_Task goal_. In the data below, find every line that has the string "City", and copy it.

Data records
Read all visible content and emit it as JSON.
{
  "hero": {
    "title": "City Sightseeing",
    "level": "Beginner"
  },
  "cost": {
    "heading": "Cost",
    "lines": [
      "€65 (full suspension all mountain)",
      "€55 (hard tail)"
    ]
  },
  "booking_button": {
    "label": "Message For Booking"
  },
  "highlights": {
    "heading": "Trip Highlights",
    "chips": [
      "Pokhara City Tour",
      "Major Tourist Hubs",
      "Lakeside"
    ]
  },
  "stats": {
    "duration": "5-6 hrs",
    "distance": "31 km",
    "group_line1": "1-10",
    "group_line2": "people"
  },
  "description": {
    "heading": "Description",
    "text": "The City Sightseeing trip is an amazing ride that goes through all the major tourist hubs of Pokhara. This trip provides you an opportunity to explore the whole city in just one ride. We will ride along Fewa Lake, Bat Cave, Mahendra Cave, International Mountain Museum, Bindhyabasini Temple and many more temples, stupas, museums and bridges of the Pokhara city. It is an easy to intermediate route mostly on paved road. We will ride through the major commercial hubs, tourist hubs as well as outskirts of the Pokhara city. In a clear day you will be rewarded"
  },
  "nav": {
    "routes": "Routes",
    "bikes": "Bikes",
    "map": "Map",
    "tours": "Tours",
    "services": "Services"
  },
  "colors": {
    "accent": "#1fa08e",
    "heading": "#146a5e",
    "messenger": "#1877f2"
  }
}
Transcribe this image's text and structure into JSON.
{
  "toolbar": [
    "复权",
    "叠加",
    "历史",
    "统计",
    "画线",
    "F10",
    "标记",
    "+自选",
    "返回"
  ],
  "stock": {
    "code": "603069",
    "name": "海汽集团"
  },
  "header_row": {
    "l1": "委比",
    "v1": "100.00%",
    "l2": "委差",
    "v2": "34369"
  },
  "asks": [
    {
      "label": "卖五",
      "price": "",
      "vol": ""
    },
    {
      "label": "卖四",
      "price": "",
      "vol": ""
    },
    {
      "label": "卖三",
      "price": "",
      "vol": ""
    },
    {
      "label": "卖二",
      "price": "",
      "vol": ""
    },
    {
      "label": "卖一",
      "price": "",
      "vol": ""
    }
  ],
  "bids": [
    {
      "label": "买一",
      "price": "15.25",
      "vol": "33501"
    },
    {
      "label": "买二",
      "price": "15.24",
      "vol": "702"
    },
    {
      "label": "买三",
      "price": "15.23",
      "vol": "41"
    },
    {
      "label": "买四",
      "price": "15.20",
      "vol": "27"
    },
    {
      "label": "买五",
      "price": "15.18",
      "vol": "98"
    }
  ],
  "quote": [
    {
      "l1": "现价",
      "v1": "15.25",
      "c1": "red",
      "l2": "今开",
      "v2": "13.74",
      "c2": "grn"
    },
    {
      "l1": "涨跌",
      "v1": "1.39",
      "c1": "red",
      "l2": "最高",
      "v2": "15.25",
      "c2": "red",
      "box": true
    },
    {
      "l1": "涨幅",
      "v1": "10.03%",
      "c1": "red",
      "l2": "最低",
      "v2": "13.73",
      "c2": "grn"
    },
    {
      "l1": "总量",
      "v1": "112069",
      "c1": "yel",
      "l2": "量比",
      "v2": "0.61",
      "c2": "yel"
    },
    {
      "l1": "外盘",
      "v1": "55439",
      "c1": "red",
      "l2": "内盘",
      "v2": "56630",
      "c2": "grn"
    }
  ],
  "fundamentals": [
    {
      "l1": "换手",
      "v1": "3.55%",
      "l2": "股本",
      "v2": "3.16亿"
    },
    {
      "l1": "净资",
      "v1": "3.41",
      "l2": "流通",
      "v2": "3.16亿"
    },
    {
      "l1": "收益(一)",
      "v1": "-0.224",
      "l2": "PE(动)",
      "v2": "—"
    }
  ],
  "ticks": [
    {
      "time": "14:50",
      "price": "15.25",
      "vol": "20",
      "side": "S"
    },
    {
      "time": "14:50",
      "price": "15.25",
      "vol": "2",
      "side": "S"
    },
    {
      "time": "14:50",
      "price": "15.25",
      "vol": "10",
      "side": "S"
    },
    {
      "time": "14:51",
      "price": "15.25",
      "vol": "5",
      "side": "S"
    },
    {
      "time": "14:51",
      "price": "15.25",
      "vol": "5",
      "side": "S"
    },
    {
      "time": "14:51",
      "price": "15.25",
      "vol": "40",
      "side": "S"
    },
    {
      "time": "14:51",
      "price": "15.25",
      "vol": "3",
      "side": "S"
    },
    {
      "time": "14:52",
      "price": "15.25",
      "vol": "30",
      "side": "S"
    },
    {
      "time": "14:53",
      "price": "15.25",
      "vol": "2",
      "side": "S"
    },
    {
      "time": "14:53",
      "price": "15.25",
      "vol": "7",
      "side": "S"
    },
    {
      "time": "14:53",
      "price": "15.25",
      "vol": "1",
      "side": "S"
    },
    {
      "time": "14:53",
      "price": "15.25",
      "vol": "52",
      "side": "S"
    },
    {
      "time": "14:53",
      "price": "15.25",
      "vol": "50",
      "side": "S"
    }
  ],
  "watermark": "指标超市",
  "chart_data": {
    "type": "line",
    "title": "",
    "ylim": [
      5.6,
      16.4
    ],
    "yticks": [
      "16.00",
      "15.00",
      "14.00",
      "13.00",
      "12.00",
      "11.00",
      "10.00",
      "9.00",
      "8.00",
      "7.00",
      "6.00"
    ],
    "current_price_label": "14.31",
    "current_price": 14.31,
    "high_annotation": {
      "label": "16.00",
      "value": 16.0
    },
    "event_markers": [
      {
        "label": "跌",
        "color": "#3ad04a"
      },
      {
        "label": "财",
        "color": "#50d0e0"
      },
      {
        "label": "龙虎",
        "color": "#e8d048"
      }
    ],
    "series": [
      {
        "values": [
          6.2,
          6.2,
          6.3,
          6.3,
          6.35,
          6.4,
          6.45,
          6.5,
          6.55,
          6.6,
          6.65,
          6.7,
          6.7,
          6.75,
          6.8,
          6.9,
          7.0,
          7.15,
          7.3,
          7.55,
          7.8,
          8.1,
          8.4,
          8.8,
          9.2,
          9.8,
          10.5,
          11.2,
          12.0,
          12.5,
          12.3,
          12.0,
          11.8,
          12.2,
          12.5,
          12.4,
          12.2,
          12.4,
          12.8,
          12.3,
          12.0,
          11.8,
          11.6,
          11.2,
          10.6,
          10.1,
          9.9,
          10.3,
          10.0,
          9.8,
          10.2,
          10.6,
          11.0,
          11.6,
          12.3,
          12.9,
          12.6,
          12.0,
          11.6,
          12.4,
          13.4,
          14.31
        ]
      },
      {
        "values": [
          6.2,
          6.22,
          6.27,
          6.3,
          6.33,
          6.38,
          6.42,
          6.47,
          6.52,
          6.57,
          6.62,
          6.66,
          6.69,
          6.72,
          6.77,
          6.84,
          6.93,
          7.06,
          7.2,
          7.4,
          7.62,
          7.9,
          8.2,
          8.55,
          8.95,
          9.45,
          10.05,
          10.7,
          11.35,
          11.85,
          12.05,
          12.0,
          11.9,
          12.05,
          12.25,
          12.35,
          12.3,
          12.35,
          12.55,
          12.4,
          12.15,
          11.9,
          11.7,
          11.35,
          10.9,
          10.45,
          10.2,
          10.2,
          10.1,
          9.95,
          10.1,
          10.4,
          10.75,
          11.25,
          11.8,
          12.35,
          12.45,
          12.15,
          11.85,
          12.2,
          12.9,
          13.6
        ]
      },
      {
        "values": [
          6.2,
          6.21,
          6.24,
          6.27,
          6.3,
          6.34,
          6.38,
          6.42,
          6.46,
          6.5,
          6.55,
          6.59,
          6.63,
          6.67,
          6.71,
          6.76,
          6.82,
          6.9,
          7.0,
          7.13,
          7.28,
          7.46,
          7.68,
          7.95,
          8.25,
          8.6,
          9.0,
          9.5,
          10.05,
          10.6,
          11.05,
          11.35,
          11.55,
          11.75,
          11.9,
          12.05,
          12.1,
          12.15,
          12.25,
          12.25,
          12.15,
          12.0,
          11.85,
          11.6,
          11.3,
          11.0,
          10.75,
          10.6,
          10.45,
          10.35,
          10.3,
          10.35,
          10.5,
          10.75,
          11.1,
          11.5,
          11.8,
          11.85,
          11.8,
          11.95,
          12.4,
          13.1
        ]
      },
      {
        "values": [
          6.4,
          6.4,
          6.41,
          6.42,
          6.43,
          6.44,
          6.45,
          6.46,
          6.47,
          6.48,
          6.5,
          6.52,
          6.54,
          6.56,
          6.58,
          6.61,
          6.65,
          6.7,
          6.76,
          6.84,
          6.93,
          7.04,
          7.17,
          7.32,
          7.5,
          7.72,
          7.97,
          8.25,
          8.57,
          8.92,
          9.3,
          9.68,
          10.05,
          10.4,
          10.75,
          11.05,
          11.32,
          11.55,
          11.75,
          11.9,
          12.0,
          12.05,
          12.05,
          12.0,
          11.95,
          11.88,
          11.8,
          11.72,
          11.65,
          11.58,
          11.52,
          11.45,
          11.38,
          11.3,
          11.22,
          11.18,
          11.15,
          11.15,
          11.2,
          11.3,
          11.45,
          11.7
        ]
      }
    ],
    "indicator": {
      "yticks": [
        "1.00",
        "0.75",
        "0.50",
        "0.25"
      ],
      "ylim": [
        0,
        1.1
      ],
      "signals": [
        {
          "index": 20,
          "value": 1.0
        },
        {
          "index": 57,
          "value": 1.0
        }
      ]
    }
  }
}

_Response to the exercise_.
    "title": "City Sightseeing",
      "Pokhara City Tour",
    "text": "The City Sightseeing trip is an amazing ride that goes through all the major tourist hubs of Pokhara. This trip provides you an opportunity to explore the whole city in just one ride. We will ride along Fewa Lake, Bat Cave, Mahendra Cave, International Mountain Museum, Bindhyabasini Temple and many more temples, stupas, museums and bridges of the Pokhara city. It is an easy to intermediate route mostly on paved road. We will ride through the major commercial hubs, tourist hubs as well as outskirts of the Pokhara city. In a clear day you will be rewarded"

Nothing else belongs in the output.